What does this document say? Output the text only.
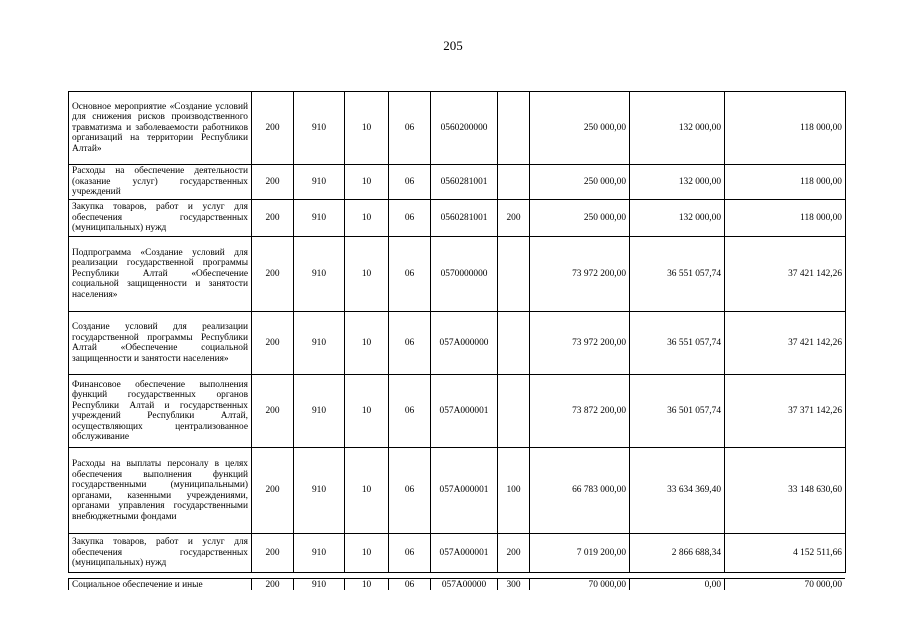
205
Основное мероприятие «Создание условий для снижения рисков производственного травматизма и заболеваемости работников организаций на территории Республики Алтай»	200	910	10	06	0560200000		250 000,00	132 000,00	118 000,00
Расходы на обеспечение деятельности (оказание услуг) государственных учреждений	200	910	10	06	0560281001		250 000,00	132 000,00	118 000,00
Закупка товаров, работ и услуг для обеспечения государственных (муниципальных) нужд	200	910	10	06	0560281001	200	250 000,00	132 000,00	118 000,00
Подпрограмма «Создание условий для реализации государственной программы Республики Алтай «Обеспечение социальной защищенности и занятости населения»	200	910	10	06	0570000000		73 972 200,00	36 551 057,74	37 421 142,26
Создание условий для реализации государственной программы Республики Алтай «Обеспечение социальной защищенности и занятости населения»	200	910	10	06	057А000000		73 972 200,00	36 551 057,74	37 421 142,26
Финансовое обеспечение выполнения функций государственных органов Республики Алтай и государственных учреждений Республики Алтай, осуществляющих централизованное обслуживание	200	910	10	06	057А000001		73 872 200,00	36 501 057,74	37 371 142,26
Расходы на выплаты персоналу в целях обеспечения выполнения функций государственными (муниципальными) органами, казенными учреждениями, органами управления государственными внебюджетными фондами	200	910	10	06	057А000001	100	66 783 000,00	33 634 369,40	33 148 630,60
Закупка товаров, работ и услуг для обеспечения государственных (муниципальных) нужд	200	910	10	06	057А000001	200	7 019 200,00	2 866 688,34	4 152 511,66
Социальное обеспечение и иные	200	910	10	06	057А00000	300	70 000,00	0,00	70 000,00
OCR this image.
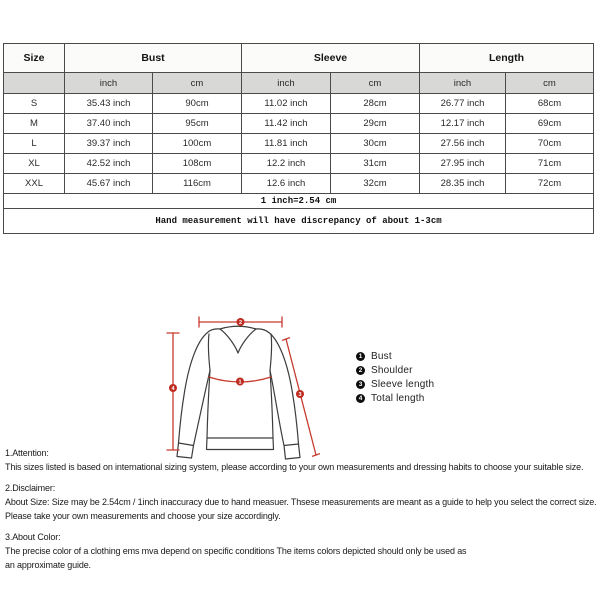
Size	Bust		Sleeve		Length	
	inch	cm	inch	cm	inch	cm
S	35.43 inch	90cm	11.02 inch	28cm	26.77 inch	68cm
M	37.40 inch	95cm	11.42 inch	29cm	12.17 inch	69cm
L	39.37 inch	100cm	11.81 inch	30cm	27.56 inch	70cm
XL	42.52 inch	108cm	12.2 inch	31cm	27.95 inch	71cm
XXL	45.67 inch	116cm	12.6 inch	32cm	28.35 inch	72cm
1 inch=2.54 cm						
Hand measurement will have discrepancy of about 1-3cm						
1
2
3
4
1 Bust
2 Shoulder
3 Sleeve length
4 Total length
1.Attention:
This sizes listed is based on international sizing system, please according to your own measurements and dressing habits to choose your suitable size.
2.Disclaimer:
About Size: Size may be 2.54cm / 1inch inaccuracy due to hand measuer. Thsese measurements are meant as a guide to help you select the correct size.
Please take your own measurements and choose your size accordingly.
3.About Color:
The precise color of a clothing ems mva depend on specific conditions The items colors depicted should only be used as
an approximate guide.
····················
_GIVEN PROBLEM_
Search the listing for the string "Закупка". Copy each line where it turns up.

_ANSWER IN FULL_
Закупка товаров, работ и услуг для обеспечения государственных (муниципальных) нужд	200	910	10	06	0560281001	200	250 000,00	132 000,00	118 000,00
Закупка товаров, работ и услуг для обеспечения государственных (муниципальных) нужд	200	910	10	06	057А000001	200	7 019 200,00	2 866 688,34	4 152 511,66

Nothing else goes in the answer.